(Dataset listings of figures)

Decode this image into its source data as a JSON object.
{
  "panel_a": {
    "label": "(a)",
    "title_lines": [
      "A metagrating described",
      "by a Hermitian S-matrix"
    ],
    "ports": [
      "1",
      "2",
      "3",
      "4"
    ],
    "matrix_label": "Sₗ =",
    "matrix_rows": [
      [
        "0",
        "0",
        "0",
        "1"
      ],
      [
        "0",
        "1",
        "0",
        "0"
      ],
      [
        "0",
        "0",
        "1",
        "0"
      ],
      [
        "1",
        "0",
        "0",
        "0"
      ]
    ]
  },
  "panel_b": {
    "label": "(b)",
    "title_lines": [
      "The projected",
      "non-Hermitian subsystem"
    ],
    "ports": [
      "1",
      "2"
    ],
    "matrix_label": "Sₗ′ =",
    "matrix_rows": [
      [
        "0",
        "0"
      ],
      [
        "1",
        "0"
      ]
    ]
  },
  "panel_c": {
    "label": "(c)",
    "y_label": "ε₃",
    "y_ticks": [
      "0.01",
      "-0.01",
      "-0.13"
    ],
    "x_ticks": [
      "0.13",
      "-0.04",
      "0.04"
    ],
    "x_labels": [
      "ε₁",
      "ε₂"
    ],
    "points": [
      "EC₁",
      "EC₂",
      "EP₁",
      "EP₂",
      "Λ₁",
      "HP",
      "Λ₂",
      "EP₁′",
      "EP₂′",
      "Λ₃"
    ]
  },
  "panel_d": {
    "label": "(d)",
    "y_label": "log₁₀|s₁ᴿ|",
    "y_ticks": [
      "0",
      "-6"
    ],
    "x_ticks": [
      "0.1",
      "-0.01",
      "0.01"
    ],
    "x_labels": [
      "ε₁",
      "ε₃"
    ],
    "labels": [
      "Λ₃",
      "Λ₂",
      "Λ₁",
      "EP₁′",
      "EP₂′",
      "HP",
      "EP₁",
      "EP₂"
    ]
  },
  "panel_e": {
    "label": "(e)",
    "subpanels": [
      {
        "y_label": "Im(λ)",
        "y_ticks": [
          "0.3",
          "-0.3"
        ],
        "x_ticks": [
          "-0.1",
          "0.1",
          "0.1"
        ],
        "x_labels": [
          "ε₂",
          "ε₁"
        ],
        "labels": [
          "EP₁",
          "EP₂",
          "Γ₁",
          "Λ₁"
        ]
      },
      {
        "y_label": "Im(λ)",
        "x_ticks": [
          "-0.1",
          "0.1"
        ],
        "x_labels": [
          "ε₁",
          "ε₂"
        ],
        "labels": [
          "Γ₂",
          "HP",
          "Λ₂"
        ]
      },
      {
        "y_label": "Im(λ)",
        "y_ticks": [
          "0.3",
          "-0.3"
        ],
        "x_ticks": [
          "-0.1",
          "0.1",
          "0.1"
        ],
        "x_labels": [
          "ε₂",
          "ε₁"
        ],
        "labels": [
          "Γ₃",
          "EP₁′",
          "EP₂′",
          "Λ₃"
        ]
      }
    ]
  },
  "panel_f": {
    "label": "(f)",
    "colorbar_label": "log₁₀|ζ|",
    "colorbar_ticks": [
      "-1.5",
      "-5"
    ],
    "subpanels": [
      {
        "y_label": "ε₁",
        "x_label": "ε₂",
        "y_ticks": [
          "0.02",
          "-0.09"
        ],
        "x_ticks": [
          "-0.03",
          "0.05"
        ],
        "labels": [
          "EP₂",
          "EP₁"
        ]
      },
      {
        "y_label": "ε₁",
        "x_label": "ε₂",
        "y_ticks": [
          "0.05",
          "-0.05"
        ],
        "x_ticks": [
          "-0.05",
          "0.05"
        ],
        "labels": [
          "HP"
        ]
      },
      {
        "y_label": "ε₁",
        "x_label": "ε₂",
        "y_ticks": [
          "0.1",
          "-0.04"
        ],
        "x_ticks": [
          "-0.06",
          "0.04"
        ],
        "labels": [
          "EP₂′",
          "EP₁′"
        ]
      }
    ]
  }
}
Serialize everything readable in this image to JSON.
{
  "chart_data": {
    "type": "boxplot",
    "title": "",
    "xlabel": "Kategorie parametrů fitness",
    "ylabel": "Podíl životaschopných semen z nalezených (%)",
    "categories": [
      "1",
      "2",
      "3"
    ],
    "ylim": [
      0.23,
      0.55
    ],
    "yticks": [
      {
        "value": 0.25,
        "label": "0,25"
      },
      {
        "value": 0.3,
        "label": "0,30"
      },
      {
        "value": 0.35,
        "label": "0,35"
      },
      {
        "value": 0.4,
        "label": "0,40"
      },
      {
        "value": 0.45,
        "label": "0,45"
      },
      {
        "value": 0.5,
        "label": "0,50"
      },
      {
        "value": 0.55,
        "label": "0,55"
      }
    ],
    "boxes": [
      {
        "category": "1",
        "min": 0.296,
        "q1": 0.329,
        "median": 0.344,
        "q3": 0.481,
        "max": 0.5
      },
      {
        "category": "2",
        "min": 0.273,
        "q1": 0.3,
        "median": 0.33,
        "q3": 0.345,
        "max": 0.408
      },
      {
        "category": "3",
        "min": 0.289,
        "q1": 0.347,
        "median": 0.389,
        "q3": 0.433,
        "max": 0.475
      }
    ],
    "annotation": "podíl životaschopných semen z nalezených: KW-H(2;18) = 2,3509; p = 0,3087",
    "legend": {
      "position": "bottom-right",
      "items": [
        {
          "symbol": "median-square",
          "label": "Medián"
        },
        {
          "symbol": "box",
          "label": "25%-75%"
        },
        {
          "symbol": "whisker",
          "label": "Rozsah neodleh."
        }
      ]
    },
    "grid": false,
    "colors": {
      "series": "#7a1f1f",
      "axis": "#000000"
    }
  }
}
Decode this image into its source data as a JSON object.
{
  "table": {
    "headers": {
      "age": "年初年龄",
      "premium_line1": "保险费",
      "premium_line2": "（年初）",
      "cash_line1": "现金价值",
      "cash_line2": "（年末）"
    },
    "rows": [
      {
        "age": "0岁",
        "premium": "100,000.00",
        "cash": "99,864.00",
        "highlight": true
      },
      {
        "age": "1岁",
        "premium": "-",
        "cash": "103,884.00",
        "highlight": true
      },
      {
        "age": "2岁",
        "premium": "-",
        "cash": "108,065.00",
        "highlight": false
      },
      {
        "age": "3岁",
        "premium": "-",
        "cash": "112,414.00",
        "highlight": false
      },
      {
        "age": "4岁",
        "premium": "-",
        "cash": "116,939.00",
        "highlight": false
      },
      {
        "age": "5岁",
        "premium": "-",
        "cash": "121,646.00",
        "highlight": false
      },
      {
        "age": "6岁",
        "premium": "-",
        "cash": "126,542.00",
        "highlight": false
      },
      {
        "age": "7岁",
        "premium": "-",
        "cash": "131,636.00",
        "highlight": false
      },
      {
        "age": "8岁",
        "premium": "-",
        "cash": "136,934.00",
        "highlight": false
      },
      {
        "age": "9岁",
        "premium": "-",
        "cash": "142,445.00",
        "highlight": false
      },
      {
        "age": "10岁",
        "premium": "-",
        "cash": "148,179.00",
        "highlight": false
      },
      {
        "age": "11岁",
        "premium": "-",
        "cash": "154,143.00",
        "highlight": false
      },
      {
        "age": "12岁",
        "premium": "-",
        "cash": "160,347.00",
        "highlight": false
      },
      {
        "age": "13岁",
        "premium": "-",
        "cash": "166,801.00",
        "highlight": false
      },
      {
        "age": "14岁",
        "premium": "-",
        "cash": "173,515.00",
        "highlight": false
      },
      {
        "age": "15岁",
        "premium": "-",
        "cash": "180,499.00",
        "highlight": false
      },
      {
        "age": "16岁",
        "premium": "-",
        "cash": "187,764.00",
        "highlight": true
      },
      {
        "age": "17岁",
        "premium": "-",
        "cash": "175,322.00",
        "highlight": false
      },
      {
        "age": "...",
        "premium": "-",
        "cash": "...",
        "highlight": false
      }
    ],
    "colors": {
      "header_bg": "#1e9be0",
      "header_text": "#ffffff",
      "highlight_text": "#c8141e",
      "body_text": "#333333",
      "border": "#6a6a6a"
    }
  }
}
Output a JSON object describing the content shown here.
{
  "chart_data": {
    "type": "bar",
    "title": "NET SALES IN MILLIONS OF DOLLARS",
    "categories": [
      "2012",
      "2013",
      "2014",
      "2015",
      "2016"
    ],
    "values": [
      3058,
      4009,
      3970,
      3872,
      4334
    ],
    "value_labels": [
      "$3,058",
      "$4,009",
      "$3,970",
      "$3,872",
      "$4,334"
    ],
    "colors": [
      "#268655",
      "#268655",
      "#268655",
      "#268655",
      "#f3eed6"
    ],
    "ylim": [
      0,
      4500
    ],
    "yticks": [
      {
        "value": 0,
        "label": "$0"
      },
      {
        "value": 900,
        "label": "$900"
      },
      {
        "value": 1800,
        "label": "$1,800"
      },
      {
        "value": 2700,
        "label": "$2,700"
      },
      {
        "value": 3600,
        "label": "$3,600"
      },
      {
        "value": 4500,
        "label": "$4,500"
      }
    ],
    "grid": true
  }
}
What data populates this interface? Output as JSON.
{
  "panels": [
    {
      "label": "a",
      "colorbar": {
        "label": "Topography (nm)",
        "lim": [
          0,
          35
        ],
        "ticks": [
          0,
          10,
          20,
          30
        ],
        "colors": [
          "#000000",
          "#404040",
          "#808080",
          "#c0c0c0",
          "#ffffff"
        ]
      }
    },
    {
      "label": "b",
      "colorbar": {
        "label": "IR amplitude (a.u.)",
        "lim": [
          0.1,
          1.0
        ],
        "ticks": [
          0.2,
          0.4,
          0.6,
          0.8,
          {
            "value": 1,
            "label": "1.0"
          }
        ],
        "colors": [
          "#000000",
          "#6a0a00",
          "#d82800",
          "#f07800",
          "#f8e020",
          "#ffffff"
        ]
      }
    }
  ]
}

Job ::
Write out, word for word, every line from the one containing "What data populates" through the last line of the records above.

Final answer ::
What data populates this interface? Output as JSON.
{
  "panels": [
    {
      "label": "a",
      "colorbar": {
        "label": "Topography (nm)",
        "lim": [
          0,
          35
        ],
        "ticks": [
          0,
          10,
          20,
          30
        ],
        "colors": [
          "#000000",
          "#404040",
          "#808080",
          "#c0c0c0",
          "#ffffff"
        ]
      }
    },
    {
      "label": "b",
      "colorbar": {
        "label": "IR amplitude (a.u.)",
        "lim": [
          0.1,
          1.0
        ],
        "ticks": [
          0.2,
          0.4,
          0.6,
          0.8,
          {
            "value": 1,
            "label": "1.0"
          }
        ],
        "colors": [
          "#000000",
          "#6a0a00",
          "#d82800",
          "#f07800",
          "#f8e020",
          "#ffffff"
        ]
      }
    }
  ]
}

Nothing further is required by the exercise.